● DIRECTIONS
Starting from the line containing "Type out the text in this image.", give again every line through the end of the entries, word for word. Pictures stay out of the copy.

● RAW DATA
-*-*-

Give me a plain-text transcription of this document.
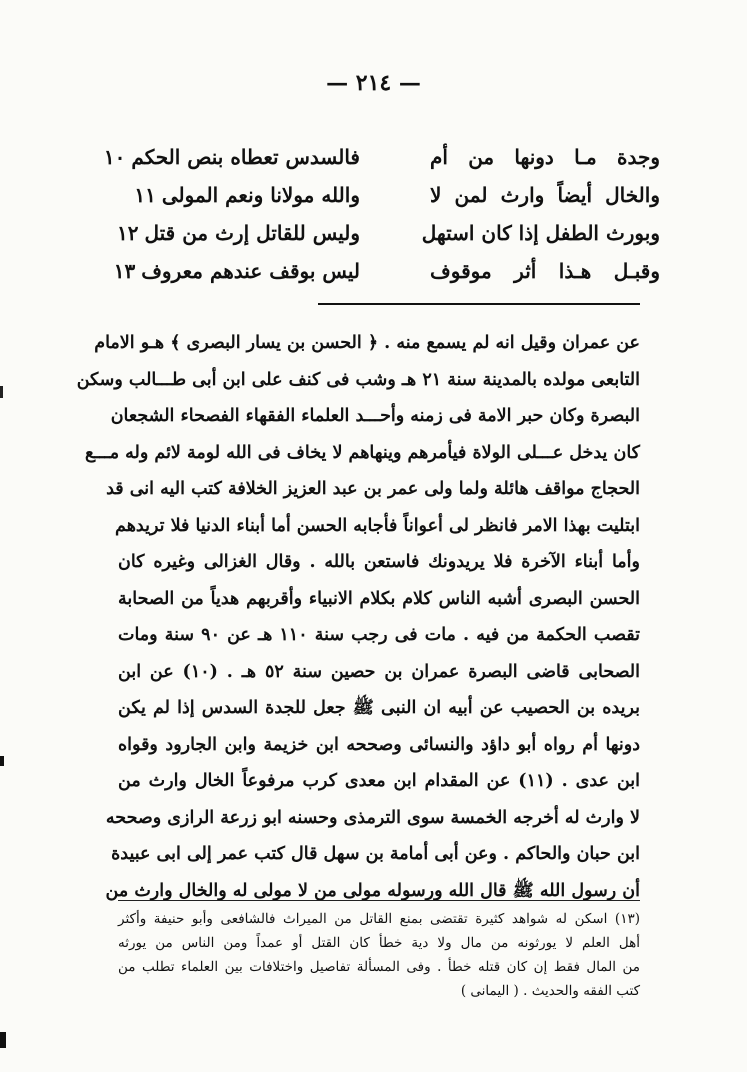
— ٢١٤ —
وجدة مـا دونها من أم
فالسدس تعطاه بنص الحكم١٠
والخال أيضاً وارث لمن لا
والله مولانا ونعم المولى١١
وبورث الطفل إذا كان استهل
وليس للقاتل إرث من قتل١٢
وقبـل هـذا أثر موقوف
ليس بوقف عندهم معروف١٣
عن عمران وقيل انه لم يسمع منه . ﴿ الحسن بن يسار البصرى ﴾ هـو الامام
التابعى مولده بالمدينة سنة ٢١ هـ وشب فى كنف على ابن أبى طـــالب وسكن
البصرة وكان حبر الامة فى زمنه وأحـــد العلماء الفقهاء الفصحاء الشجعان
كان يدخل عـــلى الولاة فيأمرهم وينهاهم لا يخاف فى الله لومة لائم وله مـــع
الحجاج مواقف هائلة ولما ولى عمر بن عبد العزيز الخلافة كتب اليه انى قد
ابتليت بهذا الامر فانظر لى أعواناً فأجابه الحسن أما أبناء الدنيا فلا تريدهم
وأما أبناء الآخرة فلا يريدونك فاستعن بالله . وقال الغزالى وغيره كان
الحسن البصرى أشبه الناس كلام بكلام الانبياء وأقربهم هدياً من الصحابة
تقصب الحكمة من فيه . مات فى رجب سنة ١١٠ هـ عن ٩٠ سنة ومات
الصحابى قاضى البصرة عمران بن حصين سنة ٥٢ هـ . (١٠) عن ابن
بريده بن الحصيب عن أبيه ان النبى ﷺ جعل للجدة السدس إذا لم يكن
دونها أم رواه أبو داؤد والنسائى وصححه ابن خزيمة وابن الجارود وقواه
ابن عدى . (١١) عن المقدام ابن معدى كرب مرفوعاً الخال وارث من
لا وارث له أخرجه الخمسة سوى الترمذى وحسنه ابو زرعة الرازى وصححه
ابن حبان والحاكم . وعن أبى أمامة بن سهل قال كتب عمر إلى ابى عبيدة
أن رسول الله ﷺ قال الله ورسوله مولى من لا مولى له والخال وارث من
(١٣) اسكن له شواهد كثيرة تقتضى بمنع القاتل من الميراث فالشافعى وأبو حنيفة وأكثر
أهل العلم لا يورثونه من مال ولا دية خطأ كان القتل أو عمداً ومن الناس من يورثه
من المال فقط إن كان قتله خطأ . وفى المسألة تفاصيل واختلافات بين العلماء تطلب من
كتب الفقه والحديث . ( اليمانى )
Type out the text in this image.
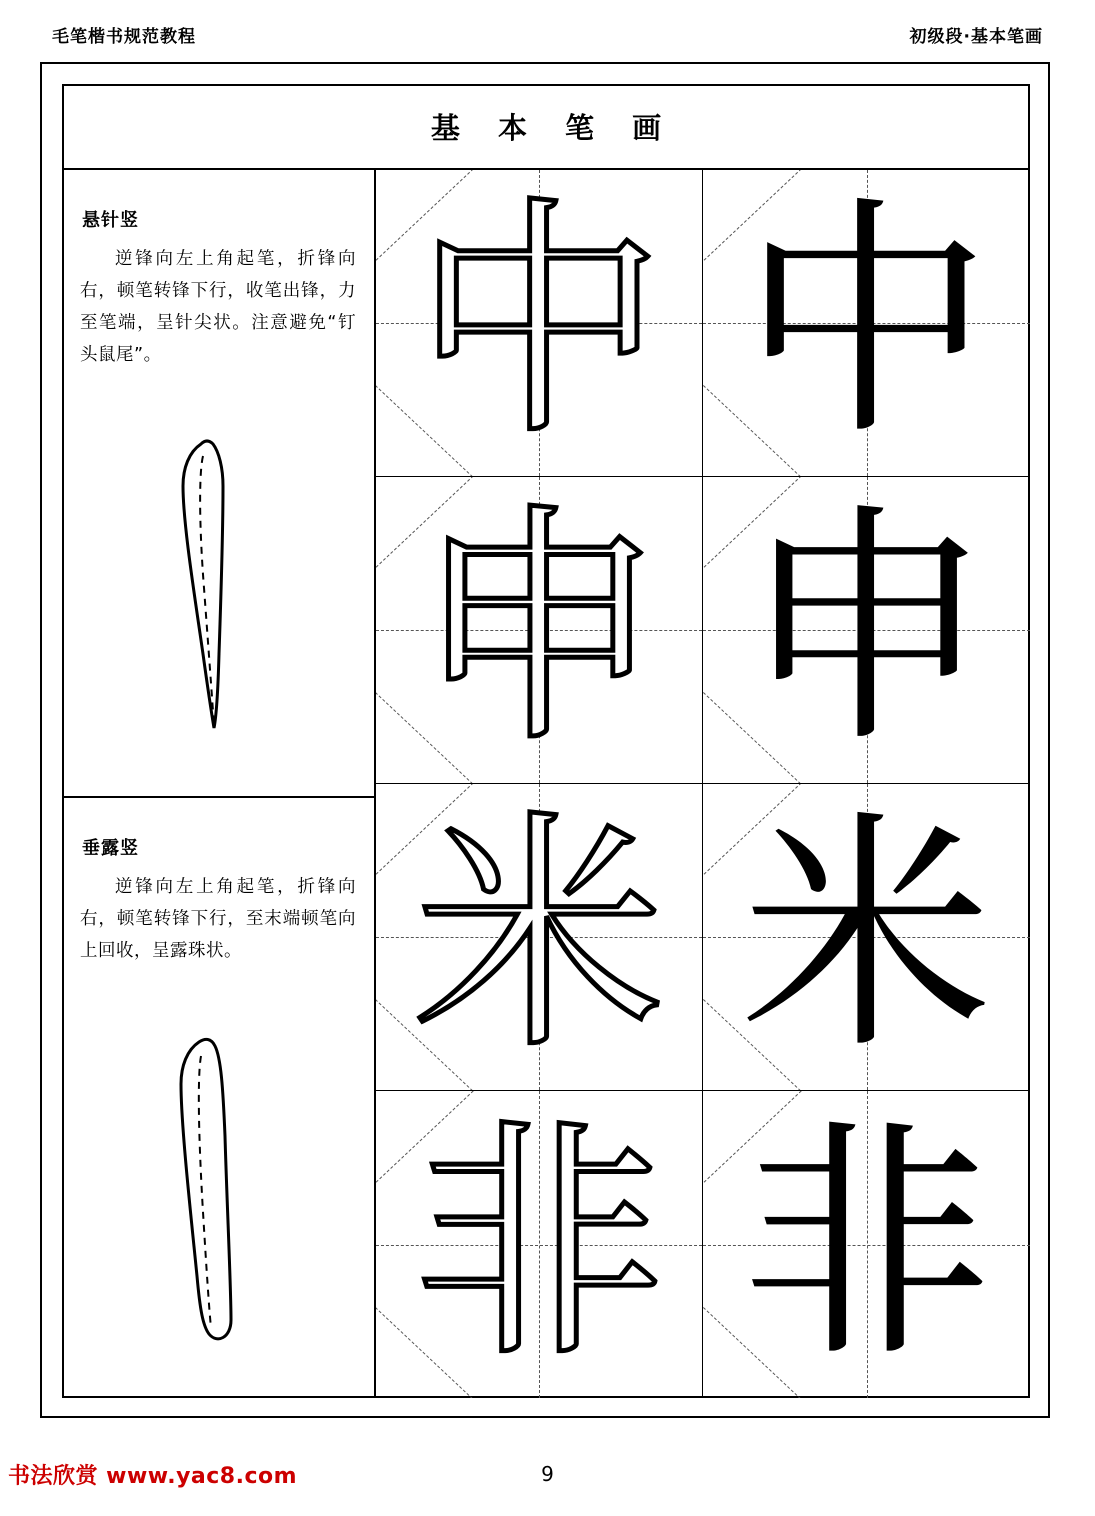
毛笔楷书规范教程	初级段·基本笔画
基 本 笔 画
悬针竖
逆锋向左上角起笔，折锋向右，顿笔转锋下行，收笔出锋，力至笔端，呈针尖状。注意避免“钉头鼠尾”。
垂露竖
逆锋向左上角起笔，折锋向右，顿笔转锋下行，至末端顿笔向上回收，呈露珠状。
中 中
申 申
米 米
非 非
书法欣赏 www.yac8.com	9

-*-*-

● THE ANSWER
Type out the text in this image.
毛笔楷书规范教程	初级段·基本笔画
基 本 笔 画
悬针竖
逆锋向左上角起笔，折锋向右，顿笔转锋下行，收笔出锋，力至笔端，呈针尖状。注意避免“钉头鼠尾”。
垂露竖
逆锋向左上角起笔，折锋向右，顿笔转锋下行，至末端顿笔向上回收，呈露珠状。
中 中
申 申
米 米
非 非
书法欣赏 www.yac8.com	9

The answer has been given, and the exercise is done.